Show every line in the entries below where the word "être" appears.

━━━━━━━━

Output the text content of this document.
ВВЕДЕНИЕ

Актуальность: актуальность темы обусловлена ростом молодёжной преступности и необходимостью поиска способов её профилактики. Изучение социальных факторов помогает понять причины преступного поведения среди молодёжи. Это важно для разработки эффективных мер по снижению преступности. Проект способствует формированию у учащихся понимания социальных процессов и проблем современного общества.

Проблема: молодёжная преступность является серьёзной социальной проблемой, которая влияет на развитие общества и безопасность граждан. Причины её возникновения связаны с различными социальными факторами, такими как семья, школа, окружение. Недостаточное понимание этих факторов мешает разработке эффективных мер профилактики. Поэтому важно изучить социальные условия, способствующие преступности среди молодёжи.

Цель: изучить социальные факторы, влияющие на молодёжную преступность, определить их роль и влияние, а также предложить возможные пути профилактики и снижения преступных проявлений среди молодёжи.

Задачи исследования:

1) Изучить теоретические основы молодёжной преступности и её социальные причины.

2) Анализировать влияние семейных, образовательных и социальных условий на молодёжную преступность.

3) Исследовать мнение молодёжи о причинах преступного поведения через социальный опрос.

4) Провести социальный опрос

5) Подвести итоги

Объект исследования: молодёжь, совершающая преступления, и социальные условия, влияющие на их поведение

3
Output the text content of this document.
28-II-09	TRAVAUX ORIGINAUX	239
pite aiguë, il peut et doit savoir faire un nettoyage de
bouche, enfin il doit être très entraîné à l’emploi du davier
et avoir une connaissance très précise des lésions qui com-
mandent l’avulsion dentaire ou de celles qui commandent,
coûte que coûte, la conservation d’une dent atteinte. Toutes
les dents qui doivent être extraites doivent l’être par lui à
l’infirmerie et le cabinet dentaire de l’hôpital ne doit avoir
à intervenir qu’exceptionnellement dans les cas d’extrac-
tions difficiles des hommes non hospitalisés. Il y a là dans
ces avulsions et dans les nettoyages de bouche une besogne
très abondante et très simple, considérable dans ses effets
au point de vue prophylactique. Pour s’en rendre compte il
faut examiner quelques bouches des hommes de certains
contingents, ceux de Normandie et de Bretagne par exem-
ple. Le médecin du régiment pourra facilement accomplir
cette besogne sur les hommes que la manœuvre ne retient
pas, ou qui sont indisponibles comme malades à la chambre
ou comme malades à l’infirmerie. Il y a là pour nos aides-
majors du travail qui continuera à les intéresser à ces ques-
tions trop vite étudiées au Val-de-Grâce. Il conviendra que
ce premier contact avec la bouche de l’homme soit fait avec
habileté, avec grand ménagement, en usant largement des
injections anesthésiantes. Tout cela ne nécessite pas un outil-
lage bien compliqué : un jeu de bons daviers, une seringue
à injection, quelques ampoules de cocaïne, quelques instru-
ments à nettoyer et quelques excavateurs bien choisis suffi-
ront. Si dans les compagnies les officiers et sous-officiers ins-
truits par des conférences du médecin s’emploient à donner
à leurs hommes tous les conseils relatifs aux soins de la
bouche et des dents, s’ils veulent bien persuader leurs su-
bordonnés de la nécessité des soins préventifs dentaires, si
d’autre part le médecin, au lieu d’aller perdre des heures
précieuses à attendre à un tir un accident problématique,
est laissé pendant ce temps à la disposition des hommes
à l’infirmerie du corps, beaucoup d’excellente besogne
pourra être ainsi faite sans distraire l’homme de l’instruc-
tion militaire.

━━━━━━━━

-- Output of the task --
bouche, enfin il doit être très entraîné à l’emploi du davier
les dents qui doivent être extraites doivent l’être par lui à
pourra être ainsi faite sans distraire l’homme de l’instruc-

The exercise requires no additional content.